# WORK REQUIRED:
Out of all the lines below, count those with the word "vízminőség". Give the number only.

# DATASET ENTRIES:
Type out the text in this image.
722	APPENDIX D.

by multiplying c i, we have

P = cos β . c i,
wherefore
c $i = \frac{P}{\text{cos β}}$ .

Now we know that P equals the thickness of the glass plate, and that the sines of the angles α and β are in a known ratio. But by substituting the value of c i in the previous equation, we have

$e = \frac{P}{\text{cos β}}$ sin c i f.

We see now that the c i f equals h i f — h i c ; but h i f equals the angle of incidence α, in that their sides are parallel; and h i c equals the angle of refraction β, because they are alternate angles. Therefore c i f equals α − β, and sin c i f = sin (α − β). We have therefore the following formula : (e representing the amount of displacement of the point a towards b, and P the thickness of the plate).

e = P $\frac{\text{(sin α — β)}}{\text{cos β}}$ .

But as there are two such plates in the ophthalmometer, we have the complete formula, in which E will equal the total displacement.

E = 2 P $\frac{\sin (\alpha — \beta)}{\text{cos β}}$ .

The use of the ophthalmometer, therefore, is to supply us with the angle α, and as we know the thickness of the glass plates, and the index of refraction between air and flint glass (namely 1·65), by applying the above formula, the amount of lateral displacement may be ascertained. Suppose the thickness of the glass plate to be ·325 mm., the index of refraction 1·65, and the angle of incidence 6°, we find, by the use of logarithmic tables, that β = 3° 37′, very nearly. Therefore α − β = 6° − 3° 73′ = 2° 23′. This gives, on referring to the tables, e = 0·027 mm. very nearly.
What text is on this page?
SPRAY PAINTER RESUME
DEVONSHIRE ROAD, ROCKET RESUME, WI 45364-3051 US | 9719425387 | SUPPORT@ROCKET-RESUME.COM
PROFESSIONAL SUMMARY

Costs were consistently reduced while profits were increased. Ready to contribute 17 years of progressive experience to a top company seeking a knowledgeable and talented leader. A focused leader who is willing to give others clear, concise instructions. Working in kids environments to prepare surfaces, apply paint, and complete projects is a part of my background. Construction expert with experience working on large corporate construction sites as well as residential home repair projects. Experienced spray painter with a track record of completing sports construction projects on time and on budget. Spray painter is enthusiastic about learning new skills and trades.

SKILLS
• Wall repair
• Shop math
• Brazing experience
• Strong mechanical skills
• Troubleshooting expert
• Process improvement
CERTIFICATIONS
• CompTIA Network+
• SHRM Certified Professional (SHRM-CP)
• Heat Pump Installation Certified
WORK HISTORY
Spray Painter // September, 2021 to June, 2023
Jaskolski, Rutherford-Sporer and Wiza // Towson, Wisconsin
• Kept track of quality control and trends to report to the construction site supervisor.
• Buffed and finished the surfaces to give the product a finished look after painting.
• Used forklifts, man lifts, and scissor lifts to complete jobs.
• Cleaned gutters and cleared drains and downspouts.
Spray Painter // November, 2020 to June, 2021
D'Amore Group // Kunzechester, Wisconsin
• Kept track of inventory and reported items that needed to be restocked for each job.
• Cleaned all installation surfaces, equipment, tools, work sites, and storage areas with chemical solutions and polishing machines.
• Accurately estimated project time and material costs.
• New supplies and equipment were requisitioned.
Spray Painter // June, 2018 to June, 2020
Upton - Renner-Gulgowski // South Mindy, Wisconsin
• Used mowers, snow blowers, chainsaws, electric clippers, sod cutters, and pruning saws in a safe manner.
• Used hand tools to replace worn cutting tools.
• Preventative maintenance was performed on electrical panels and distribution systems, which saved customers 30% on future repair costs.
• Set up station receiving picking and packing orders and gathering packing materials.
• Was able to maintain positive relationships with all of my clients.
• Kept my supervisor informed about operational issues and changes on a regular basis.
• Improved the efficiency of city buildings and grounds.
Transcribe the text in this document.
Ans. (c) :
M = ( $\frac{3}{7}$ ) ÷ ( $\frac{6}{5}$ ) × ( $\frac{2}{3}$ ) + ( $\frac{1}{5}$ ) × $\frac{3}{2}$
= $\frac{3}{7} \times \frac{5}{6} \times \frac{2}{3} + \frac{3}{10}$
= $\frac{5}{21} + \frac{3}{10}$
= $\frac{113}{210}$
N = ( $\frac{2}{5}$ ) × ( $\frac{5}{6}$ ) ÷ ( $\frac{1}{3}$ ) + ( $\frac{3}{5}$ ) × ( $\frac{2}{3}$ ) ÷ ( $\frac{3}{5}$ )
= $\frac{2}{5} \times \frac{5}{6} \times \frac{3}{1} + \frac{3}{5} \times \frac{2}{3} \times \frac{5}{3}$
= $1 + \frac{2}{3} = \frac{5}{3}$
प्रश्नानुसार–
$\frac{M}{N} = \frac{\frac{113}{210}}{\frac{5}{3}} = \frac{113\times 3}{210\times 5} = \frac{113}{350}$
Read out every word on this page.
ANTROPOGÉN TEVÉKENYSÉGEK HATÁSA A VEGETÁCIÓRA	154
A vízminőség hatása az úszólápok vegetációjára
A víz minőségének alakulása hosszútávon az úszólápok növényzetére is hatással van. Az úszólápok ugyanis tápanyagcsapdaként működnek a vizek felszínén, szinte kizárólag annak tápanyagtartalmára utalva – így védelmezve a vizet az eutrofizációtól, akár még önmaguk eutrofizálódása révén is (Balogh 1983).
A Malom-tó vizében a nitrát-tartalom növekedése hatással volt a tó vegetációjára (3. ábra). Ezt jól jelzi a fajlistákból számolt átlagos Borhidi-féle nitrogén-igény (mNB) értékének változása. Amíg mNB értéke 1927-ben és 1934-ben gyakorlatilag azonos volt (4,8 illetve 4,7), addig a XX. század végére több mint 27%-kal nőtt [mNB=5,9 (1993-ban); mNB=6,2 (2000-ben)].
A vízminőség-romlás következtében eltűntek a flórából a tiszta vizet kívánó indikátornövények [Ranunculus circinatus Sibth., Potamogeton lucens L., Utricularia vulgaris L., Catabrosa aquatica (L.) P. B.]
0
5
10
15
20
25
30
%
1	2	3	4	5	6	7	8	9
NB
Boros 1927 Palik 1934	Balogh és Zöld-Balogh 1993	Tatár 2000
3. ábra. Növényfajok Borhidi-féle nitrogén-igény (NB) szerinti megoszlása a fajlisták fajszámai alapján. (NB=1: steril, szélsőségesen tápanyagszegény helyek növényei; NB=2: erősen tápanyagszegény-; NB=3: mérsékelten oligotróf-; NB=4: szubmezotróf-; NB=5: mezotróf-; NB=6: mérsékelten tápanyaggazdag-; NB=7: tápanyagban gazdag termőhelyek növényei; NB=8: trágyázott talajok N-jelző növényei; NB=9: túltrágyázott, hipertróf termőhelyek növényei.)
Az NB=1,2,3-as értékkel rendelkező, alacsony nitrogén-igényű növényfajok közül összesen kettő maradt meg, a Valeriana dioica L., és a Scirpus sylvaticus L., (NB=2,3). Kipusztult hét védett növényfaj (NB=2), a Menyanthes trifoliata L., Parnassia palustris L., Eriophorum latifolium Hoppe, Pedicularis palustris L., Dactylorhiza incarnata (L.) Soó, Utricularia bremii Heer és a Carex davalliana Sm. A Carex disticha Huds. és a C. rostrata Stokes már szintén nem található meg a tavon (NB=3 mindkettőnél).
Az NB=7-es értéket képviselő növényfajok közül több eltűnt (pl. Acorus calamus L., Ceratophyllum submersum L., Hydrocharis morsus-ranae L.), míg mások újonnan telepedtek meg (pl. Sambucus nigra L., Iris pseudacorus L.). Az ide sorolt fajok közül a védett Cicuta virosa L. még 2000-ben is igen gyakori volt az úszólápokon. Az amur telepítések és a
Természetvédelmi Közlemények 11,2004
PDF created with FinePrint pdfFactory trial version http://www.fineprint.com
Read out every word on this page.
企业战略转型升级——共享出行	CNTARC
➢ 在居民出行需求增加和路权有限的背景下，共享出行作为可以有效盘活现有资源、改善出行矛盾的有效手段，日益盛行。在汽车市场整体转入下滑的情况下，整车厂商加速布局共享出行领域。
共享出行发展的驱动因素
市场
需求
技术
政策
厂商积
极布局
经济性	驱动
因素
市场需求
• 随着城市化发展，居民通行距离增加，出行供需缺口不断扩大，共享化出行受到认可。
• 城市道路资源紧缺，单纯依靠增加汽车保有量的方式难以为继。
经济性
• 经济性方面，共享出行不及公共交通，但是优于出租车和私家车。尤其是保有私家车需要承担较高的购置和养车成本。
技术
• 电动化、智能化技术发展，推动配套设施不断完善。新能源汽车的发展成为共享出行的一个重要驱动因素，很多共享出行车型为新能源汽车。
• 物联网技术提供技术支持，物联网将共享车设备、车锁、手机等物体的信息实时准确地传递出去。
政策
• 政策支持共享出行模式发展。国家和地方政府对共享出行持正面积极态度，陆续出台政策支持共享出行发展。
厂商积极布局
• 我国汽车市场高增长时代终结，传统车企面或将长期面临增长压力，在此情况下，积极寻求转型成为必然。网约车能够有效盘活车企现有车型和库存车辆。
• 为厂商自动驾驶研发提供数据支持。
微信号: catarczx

# SOLUTION FOR THIS EXERCISE:
2